──────── Texto extraído ────────

El origen de la UCR fue violento. Su acto fundacional fue la Revolución del Parque, una sublevación armada contra el régimen conservador. Una historia con cientos de muertos, traiciones palaciegas y heroísmo militante.
El Parque (fragmento)
El martes 29 de julio de 1890, después de cuatro días de combates con centenares de muertos esparcidos por las calles de Buenos Aires, la Revolución había sido derrotada. Esa mañana, a las ocho, uno de sus jefes civiles, el senador Aristóbulo del Valle, firmó un armisticio con las fuerzas oficiales en la casa de Francisco Madero, un representante de la burguesía comercial y miembro de la comisión mediadora. Las tropas rebeldes acordaron su rendición. En la negociación, según Del Valle, se habían asegurado condiciones “honrosas” y no habría juicio contra los sublevados. Sólo debían deponer las armas y volver a los cuarteles.
Parecía un mandato alucinante. Una revolución que intentó ser gestada en sigilo durante casi un año y se soñaba popular y segura de conquistar el poder, entregaba sus armas al enemigo. Algunos soldados, a la espera de instrucciones en medio de los combates, no habían tenido oportunidad de luchar. Ahora no entendían la derrota.
Dos regimientos, el 1º de Artillería y el 9º de Infantería, no aceptaron la capitulación. Mientras se organizaba la rendición, el coronel Mariano Espina, jefe del 9º, que aspiraba a ser el jefe militar y fue relegado por la Junta Revolucionaria, ordenó el ataque hacia Plaza de Mayo. Quería tomar la Casa de Gobierno. Sus tropas irían por la calle Tucumán. Preveía que, en cercanías a la plaza, lo contendrían las fuerzas estatales, y que desde la plaza Libertad lo encerrarían por la retaguardia. Su avanzada sería cercada por dos fuegos.
Pero el principal obstáculo del coronel insurrecto no eran las tropas oficiales sino sus propios jefes revolucionarios. Espina ya era un sublevado de su propio bando: “Si no te rindes, nos veremos obligados a pegarte cuatro tiros”, lo previnieron. Espina respondió: “A ustedes debería despedazarlos una bala de cañón, por cobardes y borrachos”, respondió. El mayor Ricardo Day, del 1º de Artillería, propuso la ofensiva hacia el cuartel de El Retiro, donde se habían asentado las tropas del Régimen apenas se escucharon los primeros tiros callejeros. Y los soldados del Regimiento 5º de Infantería de línea, que había quedado inmovilizado en el Parque de Artillería –actual Palacio de Justicia–, se negaban a ser desarmados.

────────

**Consigna:**
Contesta estas preguntas sobre el texto de la Revolución del Parque y numera cada respuesta igual que su pregunta:
1. ¿En qué fecha y a qué hora firmó Aristóbulo del Valle el armisticio?
2. ¿Qué dos regimientos no aceptaron la capitulación?
3. ¿Qué edificio ocupa hoy el lugar del Parque de Artillería?
Las filas no hacen falta para resolver nada de esta página.

──────── Datos extraídos ────────

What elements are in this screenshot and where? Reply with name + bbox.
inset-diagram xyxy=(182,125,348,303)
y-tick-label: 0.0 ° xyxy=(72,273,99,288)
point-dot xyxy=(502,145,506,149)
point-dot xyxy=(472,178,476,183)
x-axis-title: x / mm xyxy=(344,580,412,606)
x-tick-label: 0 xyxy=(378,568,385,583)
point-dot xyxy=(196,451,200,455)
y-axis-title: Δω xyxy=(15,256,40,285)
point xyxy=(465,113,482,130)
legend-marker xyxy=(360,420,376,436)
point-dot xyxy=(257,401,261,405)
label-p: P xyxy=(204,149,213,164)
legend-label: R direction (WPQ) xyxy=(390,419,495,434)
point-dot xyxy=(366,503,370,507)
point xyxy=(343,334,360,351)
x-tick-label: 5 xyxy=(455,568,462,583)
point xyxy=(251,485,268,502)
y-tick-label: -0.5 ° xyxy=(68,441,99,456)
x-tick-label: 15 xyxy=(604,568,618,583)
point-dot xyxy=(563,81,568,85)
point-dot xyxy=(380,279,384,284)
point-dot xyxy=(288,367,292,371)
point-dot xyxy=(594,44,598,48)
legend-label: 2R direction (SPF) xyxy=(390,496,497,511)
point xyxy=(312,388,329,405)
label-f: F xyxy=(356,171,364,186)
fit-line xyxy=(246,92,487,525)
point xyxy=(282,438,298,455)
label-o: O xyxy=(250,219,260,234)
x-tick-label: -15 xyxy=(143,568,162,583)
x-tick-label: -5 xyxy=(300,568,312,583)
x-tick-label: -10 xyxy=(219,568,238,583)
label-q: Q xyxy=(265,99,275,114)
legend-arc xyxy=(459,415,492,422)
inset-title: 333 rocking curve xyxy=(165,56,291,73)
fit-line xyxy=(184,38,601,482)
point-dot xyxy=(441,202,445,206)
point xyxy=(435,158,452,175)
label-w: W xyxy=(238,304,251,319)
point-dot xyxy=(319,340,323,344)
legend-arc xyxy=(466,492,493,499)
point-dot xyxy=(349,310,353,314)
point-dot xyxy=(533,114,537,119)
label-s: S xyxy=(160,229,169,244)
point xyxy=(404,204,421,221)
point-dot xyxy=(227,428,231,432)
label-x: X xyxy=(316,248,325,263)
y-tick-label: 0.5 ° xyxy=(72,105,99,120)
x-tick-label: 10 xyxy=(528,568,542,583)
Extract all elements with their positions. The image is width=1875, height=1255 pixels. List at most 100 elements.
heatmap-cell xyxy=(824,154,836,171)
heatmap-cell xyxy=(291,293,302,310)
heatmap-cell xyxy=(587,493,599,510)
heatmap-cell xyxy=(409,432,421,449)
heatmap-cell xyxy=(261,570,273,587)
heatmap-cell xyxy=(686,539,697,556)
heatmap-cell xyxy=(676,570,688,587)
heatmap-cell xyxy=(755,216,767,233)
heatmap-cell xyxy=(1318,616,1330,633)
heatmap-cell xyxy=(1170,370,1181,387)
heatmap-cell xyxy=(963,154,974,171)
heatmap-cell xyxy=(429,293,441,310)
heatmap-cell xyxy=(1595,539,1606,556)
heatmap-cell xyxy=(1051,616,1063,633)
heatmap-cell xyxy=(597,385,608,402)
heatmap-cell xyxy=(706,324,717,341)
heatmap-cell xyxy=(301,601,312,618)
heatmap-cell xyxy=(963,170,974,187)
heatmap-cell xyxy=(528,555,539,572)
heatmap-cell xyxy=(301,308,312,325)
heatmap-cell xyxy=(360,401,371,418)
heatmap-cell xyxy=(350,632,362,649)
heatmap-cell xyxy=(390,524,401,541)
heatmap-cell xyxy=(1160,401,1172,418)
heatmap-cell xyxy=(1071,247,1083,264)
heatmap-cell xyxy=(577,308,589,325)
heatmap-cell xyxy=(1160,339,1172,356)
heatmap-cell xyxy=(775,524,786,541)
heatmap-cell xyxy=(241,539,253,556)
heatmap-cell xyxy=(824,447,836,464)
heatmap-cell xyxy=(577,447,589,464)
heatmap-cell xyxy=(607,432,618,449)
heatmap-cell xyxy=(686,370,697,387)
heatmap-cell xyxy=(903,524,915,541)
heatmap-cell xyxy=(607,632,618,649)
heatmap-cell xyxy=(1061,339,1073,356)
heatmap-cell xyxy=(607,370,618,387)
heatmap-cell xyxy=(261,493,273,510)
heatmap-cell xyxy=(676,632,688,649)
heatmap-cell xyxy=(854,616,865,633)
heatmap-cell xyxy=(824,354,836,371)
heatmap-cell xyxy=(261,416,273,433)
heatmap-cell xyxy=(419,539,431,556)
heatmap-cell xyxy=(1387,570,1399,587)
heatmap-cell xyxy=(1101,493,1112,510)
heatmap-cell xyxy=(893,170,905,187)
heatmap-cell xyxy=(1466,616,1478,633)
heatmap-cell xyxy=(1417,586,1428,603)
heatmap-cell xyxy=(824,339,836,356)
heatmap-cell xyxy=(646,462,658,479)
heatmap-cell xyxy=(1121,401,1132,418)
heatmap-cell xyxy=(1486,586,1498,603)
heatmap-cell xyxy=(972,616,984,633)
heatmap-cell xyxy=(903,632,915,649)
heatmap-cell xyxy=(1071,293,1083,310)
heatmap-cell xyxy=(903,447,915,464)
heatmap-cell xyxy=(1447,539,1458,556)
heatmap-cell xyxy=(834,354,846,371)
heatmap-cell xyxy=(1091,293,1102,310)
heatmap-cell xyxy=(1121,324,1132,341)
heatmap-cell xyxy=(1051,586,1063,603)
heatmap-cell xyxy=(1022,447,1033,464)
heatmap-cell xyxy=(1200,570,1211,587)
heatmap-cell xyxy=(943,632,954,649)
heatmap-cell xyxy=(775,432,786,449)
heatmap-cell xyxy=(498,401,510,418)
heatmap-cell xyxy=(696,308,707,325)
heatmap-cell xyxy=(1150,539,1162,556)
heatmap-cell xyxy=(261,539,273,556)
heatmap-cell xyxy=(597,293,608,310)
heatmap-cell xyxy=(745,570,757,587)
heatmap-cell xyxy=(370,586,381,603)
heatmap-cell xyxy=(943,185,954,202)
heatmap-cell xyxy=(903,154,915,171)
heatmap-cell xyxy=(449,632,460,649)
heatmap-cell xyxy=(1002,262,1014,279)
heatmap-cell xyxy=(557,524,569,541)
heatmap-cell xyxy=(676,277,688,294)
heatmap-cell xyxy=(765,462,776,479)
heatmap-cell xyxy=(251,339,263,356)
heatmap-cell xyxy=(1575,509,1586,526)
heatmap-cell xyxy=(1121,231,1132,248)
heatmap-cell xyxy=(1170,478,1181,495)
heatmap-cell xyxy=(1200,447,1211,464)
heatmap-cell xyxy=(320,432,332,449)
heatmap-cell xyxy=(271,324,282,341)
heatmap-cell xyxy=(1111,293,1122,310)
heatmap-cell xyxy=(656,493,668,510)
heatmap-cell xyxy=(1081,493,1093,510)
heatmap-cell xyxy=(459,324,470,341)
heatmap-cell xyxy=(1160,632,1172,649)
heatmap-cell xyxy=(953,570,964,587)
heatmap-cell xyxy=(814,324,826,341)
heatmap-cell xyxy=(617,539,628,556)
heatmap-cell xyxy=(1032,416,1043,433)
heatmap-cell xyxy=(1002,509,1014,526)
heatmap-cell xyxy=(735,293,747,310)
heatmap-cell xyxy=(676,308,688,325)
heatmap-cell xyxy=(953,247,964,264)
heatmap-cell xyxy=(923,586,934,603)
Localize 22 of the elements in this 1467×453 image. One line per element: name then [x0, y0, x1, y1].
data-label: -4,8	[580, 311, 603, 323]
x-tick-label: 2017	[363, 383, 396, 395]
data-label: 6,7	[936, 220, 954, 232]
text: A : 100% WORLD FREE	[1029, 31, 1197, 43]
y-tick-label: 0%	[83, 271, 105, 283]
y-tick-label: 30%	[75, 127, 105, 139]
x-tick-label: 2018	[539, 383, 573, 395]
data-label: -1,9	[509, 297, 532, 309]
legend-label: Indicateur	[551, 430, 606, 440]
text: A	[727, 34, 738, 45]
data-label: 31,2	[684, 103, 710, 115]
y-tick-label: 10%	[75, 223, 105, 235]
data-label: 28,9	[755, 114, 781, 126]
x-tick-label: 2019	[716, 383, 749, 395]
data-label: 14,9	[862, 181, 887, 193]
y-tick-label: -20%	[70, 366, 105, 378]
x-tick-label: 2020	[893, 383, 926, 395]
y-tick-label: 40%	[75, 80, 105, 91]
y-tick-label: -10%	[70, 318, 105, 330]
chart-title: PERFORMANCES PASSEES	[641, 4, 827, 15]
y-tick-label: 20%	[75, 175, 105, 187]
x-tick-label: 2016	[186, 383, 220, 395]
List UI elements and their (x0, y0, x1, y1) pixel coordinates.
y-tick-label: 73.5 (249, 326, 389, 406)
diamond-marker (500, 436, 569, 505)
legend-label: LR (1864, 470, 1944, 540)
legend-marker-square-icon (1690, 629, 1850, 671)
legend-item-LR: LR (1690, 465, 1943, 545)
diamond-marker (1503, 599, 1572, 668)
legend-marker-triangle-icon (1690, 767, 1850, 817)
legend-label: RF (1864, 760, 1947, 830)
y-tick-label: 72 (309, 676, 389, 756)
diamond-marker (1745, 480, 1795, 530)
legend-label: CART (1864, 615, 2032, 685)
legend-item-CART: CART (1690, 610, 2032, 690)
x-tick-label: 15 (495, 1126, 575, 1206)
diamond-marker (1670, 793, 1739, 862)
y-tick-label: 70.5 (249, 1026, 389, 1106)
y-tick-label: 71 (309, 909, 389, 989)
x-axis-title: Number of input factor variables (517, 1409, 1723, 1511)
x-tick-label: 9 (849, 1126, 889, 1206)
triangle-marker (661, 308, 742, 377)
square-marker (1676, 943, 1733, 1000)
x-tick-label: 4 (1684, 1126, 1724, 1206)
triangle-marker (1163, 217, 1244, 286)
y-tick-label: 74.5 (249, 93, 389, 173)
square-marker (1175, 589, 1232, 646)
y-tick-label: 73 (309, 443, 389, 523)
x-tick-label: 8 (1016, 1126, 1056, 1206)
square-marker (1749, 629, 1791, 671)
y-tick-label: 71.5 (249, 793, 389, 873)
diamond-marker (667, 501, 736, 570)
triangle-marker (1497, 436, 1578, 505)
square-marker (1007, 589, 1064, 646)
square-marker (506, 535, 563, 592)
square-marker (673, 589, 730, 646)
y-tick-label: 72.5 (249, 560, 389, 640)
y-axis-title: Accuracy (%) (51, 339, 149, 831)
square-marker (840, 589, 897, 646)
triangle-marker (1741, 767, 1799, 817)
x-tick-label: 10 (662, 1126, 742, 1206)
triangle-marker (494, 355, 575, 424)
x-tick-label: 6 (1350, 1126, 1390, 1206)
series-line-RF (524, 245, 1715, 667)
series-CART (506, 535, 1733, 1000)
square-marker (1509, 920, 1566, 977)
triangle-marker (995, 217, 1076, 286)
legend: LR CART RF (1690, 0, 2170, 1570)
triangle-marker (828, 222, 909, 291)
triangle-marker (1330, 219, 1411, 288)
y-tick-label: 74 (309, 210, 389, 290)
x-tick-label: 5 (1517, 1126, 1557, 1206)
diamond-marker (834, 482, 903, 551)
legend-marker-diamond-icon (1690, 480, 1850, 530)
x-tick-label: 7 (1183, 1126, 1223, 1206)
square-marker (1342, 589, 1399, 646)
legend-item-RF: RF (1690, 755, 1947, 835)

────────

**Respuesta:**
1. El martes 29 de julio de 1890, a las ocho de la mañana.
2. El 1º de Artillería y el 9º de Infantería.
3. El Palacio de Justicia.